In the listing below, locate the lines that hold the string "TetherUS". Copy those lines.

————————

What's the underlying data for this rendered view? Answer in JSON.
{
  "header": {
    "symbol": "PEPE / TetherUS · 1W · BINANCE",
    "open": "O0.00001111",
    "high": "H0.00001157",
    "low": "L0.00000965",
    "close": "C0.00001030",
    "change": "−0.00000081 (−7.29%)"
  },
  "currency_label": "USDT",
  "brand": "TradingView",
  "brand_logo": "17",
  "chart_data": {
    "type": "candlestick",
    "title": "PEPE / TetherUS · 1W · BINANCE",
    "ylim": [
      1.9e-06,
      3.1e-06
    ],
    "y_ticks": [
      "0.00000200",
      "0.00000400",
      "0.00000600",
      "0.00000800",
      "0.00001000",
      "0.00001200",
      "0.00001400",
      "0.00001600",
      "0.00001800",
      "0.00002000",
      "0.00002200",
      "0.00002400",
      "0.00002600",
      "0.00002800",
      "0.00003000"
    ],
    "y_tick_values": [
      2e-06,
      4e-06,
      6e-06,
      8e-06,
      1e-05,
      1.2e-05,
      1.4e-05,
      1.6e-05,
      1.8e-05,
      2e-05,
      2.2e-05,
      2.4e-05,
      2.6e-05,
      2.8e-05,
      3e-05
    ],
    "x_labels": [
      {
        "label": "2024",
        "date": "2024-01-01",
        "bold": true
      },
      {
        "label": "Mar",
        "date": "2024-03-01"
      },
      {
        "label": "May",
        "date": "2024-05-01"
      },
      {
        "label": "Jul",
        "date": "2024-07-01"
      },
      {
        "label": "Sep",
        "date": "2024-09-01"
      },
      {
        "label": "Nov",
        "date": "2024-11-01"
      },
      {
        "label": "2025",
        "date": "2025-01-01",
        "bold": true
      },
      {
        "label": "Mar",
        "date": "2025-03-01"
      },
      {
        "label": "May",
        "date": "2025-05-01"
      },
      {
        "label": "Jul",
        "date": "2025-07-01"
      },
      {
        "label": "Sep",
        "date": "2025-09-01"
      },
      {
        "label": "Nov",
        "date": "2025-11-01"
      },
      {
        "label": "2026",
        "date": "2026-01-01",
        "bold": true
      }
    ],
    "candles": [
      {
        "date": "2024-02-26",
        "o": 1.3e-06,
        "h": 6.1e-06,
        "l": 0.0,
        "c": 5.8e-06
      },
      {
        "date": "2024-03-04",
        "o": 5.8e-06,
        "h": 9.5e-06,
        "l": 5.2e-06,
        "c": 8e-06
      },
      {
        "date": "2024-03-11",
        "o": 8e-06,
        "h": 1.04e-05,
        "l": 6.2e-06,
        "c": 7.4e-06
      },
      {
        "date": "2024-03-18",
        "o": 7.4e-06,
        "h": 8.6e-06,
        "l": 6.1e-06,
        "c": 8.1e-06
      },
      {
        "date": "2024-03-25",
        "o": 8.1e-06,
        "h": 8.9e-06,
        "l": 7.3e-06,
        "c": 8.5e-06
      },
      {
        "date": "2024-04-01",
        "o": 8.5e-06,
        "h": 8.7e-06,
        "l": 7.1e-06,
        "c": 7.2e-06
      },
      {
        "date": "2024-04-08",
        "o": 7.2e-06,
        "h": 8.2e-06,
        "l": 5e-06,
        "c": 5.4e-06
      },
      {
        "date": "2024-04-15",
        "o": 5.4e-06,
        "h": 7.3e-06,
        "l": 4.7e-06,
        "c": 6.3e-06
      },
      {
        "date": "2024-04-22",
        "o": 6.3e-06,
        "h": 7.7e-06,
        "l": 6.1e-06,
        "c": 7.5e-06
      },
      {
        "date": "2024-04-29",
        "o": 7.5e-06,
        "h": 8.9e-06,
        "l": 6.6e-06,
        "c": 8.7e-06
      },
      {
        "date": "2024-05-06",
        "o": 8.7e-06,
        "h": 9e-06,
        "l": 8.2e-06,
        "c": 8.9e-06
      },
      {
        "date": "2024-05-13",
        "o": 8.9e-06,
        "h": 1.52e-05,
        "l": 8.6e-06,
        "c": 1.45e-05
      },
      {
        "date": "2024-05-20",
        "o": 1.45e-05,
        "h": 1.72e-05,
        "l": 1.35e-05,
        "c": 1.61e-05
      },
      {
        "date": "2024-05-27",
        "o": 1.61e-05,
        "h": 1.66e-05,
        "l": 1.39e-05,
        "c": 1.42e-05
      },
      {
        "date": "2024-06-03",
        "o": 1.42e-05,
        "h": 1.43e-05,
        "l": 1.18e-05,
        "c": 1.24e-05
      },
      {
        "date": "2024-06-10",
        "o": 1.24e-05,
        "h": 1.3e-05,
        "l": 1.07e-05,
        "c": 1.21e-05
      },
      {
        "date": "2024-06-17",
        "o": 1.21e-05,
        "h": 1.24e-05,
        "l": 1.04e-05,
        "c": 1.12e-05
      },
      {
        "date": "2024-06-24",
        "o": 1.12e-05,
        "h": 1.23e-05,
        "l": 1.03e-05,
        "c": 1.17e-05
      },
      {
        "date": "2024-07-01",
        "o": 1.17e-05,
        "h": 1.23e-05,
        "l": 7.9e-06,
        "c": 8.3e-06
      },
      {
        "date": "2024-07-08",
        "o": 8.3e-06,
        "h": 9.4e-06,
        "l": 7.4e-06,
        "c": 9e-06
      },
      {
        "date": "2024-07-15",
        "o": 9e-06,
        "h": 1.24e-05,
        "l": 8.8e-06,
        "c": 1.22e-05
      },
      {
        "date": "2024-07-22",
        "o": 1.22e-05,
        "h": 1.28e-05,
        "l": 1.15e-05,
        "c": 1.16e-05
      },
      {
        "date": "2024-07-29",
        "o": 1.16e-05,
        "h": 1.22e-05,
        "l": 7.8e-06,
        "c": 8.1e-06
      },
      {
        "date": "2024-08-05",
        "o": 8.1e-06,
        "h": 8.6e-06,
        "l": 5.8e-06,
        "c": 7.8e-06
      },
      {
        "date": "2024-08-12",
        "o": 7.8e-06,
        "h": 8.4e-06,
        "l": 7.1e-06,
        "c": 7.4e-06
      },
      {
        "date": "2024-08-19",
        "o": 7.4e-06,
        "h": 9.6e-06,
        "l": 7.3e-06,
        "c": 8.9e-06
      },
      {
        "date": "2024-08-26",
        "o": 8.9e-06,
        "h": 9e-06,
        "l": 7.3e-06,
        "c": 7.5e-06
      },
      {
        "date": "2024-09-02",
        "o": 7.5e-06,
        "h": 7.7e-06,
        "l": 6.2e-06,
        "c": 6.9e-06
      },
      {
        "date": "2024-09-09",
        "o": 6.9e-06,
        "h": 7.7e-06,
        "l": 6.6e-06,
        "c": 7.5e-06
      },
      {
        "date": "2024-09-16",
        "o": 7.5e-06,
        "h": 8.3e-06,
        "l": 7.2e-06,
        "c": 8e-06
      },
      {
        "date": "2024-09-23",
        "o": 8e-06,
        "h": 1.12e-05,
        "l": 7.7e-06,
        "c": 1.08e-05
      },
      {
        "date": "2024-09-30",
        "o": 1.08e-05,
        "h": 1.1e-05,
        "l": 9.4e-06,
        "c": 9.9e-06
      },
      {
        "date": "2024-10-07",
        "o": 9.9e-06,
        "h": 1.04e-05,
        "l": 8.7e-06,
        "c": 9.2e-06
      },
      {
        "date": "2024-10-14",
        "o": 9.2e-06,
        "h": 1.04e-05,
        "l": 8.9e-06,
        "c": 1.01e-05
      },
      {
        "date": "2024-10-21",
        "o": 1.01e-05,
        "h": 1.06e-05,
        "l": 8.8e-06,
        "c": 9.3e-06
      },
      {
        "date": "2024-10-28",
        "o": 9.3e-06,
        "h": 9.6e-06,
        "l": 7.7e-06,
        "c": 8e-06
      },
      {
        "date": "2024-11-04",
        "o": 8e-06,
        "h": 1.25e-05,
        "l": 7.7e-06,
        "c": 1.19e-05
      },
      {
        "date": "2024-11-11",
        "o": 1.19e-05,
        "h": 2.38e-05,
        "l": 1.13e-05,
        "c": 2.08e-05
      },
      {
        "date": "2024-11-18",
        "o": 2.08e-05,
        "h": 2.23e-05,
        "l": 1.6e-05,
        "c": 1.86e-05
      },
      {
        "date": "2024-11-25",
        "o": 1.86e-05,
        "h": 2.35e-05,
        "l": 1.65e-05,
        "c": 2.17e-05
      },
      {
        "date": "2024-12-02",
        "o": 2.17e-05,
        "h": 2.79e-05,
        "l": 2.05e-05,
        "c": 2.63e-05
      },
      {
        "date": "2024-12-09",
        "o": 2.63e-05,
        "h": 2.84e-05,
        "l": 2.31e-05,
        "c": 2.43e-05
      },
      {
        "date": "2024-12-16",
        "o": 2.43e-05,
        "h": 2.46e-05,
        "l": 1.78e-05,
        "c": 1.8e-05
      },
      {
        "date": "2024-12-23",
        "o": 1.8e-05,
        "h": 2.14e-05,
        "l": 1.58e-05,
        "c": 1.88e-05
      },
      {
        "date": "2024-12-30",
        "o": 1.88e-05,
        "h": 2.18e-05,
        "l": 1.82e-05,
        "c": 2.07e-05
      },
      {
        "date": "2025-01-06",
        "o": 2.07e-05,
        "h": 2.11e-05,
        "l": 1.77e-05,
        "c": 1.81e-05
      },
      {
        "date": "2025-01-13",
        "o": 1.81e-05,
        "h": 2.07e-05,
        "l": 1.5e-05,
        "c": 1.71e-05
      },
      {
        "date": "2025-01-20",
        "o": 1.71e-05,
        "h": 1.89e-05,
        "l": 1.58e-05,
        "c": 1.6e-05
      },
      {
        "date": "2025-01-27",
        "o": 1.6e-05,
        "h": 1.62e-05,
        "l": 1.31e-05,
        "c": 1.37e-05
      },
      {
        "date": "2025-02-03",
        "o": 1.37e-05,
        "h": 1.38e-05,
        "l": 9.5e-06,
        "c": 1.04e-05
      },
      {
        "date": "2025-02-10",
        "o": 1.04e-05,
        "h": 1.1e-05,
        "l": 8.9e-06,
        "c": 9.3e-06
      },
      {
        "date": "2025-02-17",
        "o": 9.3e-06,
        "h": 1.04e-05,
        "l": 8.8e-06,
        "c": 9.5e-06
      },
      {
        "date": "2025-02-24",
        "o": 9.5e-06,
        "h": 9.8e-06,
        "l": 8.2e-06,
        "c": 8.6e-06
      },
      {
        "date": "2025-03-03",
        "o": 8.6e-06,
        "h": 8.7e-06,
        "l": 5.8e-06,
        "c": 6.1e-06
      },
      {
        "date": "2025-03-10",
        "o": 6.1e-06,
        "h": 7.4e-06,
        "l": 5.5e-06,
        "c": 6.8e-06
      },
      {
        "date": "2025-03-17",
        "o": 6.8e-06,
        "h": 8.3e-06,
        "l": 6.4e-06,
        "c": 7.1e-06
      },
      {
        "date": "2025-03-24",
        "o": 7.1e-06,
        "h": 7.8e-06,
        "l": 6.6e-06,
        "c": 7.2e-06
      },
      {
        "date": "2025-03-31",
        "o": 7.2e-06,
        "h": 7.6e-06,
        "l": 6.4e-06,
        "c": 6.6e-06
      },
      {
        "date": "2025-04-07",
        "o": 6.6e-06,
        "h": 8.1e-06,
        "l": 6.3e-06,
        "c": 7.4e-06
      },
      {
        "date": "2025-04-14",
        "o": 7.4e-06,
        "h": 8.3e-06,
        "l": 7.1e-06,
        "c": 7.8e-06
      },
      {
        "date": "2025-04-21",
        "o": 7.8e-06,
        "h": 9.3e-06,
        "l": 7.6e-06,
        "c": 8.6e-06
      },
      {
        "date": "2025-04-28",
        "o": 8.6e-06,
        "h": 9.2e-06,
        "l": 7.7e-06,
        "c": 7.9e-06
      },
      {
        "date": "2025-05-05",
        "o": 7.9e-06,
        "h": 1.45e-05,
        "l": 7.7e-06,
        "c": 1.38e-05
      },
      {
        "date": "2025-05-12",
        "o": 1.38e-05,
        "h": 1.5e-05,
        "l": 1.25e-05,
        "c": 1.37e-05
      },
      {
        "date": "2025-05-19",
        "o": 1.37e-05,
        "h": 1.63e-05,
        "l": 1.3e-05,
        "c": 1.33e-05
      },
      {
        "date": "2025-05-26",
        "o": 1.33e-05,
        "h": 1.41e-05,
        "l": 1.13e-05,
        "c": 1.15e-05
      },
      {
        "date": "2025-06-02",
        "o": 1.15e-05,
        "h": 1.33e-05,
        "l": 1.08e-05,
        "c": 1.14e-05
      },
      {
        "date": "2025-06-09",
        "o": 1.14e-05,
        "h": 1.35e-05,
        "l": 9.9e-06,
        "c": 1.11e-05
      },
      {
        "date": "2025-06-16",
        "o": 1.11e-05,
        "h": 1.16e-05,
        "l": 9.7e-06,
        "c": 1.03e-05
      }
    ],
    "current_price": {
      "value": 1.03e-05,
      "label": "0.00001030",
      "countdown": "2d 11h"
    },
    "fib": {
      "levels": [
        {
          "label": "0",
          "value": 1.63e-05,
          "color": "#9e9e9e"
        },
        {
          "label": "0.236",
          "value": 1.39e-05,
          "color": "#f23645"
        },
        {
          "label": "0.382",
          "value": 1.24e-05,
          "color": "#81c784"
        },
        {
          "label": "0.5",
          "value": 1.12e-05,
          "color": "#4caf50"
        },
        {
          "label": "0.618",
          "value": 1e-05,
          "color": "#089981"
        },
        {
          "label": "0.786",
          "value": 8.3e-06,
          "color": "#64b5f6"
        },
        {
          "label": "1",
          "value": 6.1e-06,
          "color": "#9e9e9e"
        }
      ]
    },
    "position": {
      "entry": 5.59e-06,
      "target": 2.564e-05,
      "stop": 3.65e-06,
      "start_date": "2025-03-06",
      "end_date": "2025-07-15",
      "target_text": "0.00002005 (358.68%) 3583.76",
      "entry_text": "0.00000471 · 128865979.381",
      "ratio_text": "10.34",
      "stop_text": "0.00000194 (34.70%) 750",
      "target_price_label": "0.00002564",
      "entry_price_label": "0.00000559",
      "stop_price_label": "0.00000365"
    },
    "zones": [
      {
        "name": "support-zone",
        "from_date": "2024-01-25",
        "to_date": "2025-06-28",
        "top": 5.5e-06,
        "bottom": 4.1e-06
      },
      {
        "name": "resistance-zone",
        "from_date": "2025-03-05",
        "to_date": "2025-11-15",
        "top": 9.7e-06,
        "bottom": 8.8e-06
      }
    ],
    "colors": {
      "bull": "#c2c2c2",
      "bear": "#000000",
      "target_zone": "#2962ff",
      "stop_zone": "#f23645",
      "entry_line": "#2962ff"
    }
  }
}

————————

### Solved exercise
    "symbol": "PEPE / TetherUS · 1W · BINANCE",
    "title": "PEPE / TetherUS · 1W · BINANCE",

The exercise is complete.